**INSTRUCCIONES:**
A. En el texto sobre las fiestas juveniles, enumera las cuatro explicaciones separadas por punto y coma que siguen a "Lo que es lo mismo".
B. Indica si cada afirmación concuerda con el texto sobre las fiestas juveniles y cita las palabras que lo deciden: (i) la muchacha que habla tiene entre 20 y 25 años; (ii) la Policía repele las agresiones sin temor; (iii) los nacidos a partir de 1990 tendrán pensión estatal.
C. Escribe la continuación del texto sobre las fiestas juveniles a partir de su última oración.

**** TEXTO

He visto en la televisión, en algunas de ellas, concentraciones de jóvenes, en horarios nocturnos, en playas, botellones y otro tipo de actividades lúdicas y/o alcohólicas, sin mascarillas y haciendo frente a la Policía, que siente miedo a repeler las agresiones no vaya a ser que sus propios jefes les acusen de “abuso de fuerza” y pierdan el sustento de su familia. Y una muchacha, entre 20 y 25 años, que por toda explicación dice: “Los jóvenes necesitamos fiesta”.
Ha usado el verbo necesitar, que significa “necesidad de algo o de alguien”, “obligar a ejecutar algo”. Lo que es lo mismo, impulso irresistible que hace que las causas obren infaliblemente en cierto sentido; aquello a lo cual es imposible sustraerse, faltar o resistir; carencia de las cosas que son menester para la conservación de la vida; peligro o riesgo ante el cual se precisa auxilio urgente.
Si lo que se trata es de esa importancia, pues bueno... nadie quiere poner en peligro la vida de nuestros jóvenes, de los nacidos a partir de 1990, esos que no tendrán pensión estatal y su única esperanza futura es la solidaridad, caridad, del Estado en su vejez.

********
**** DATOS PROPORCIONADOS

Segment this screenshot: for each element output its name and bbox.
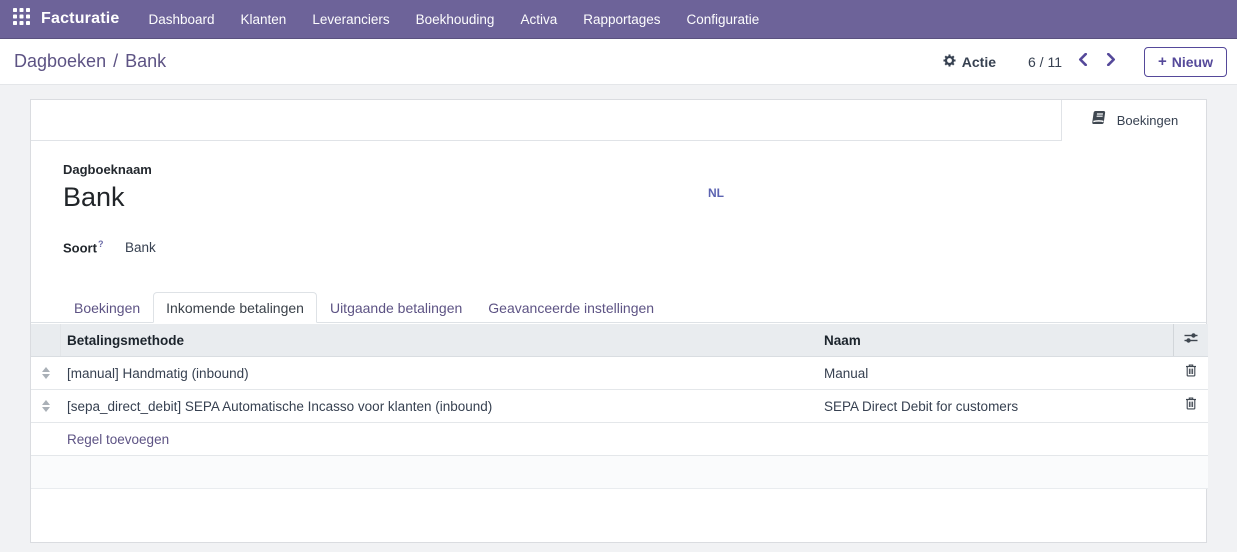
pager-next-button[interactable]: [1104, 51, 1118, 73]
main-menu: Dashboard Klanten Leveranciers Boekhoudi…: [135, 0, 772, 38]
breadcrumb-separator: /: [113, 51, 118, 72]
control-panel-right: Actie 6 / 11 + Nieuw: [943, 47, 1227, 77]
journal-book-icon: [1090, 110, 1108, 131]
chevron-right-icon: [1106, 53, 1116, 71]
table-header-row: Betalingsmethode Naam: [31, 324, 1208, 357]
pager-previous-button[interactable]: [1076, 51, 1090, 73]
plus-icon: +: [1158, 54, 1167, 69]
cell-name[interactable]: Manual: [824, 366, 868, 381]
tab-boekingen[interactable]: Boekingen: [61, 292, 153, 322]
cell-payment-method[interactable]: [manual] Handmatig (inbound): [67, 366, 249, 381]
nav-item-rapportages[interactable]: Rapportages: [570, 0, 673, 38]
sliders-icon: [1183, 331, 1199, 349]
column-header-naam: Naam: [824, 333, 861, 348]
breadcrumb-current: Bank: [125, 51, 166, 72]
translation-badge[interactable]: NL: [708, 186, 724, 200]
stat-button-label: Boekingen: [1117, 113, 1178, 128]
button-box: Boekingen: [31, 100, 1206, 141]
breadcrumb-parent[interactable]: Dagboeken: [14, 51, 106, 72]
breadcrumb: Dagboeken / Bank: [14, 51, 166, 72]
table-row[interactable]: [manual] Handmatig (inbound) Manual: [31, 357, 1208, 390]
table-footer-band: [31, 456, 1208, 489]
cell-payment-method[interactable]: [sepa_direct_debit] SEPA Automatische In…: [67, 399, 492, 414]
tab-uitgaande-betalingen[interactable]: Uitgaande betalingen: [317, 292, 475, 322]
add-line-link[interactable]: Regel toevoegen: [67, 432, 169, 447]
top-navbar: Facturatie Dashboard Klanten Leverancier…: [0, 0, 1237, 39]
drag-handle-icon[interactable]: [42, 400, 50, 412]
form-sheet: Boekingen Dagboeknaam Bank NL Soort? Ban…: [30, 99, 1207, 543]
nav-item-activa[interactable]: Activa: [507, 0, 570, 38]
gear-icon: [943, 54, 956, 70]
journal-name-label: Dagboeknaam: [63, 162, 152, 177]
optional-columns-button[interactable]: [1173, 324, 1208, 356]
action-menu-button[interactable]: Actie: [943, 54, 996, 70]
table-row[interactable]: [sepa_direct_debit] SEPA Automatische In…: [31, 390, 1208, 423]
tab-inkomende-betalingen[interactable]: Inkomende betalingen: [153, 292, 317, 323]
nav-item-klanten[interactable]: Klanten: [228, 0, 300, 38]
nav-item-boekhouding[interactable]: Boekhouding: [403, 0, 508, 38]
pager-counter: 6 / 11: [1028, 54, 1062, 70]
app-title[interactable]: Facturatie: [41, 10, 119, 28]
trash-icon: [1185, 364, 1197, 382]
header-handle-cell: [31, 324, 61, 356]
apps-grid-icon: [13, 8, 30, 30]
nav-item-configuratie[interactable]: Configuratie: [674, 0, 773, 38]
payment-methods-table: Betalingsmethode Naam [manual] Handmatig…: [31, 324, 1208, 489]
apps-menu-button[interactable]: [0, 0, 41, 38]
drag-handle-icon[interactable]: [42, 367, 50, 379]
control-panel: Dagboeken / Bank Actie 6 / 11: [0, 39, 1237, 85]
chevron-left-icon: [1078, 53, 1088, 71]
cell-name[interactable]: SEPA Direct Debit for customers: [824, 399, 1018, 414]
journal-type-field[interactable]: Bank: [125, 240, 156, 255]
delete-row-button[interactable]: [1185, 397, 1197, 415]
journal-type-label: Soort?: [63, 239, 103, 255]
stat-button-boekingen[interactable]: Boekingen: [1061, 100, 1206, 141]
new-record-label: Nieuw: [1172, 54, 1213, 70]
notebook-tabs: Boekingen Inkomende betalingen Uitgaande…: [31, 292, 1206, 323]
column-header-betalingsmethode: Betalingsmethode: [67, 333, 184, 348]
delete-row-button[interactable]: [1185, 364, 1197, 382]
journal-name-field[interactable]: Bank: [63, 182, 125, 213]
nav-item-dashboard[interactable]: Dashboard: [135, 0, 227, 38]
trash-icon: [1185, 397, 1197, 415]
pager: [1076, 51, 1118, 73]
nav-item-leveranciers[interactable]: Leveranciers: [299, 0, 402, 38]
new-record-button[interactable]: + Nieuw: [1144, 47, 1227, 77]
action-menu-label: Actie: [962, 54, 996, 70]
help-icon: ?: [98, 239, 104, 249]
add-line-row: Regel toevoegen: [31, 423, 1208, 456]
tab-geavanceerde-instellingen[interactable]: Geavanceerde instellingen: [475, 292, 667, 322]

********

**RESPUESTAS:**
A.
1. impulso irresistible que hace que las causas obren infaliblemente en cierto sentido
2. aquello a lo cual es imposible sustraerse, faltar o resistir
3. carencia de las cosas que son menester para la conservación de la vida
4. peligro o riesgo ante el cual se precisa auxilio urgente

B.
(i) Sí: "una muchacha, entre 20 y 25 años".
(ii) No: "que siente miedo a repeler las agresiones".
(iii) No: "esos que no tendrán pensión estatal".

C.
Pero no veo a estos jóvenes haciendo esas concentraciones pidiendo mejor educación colegial y universitaria; pidiendo bibliotecas y museos; pidiendo trabajo tajo por tajo desde las ocho de la mañana; ayudando a sus padres a mantenerlos en la casa paterna hasta bien entrada la treintena; pidiendo obligaciones y no solo derechos…
Sus padres son los nacidos en los últimos años del régimen franquista, y sus abuelos nacieron cuando en España había 28 millones de habitantes, acabada la Segunda Guerra Mundial. La mayoría de ellos, personas hechas a sí mismo, que pasaron muchas necesidades, que soportaban el calor del verano sin más aire acondicionado que un ventilador negro con tres aspas y un abanico, que unas botas katiuska valían para aguantar todo el invierno de nieve, hielo y granizo, con sabañones en las orejas de soportar el frio, calentándose únicamente con el brasero de picón o con la estufa de petróleo, con unos pantalones nuevos de unos viejos de su padre. Y ganándose el pan desde muy jóvenes en múltiples trabajos, hoy desaparecidos.
La situación, por suerte, ha cambiado. El menor de edad está super protegido, por los padres, por la sociedad y por la justicia. Para mí que habría que distinguir entre un niño/a de siete años y un mozo/a de 15 a 18, que hoy en día está ya de vuelta de todo, que se cree con derecho a todo, sin contraprestación de ningún tipo. El trabajo del estudiante es estudiar, el trabajo del trabajador es trabajar. Y el de todos, vivir en paz y armonía.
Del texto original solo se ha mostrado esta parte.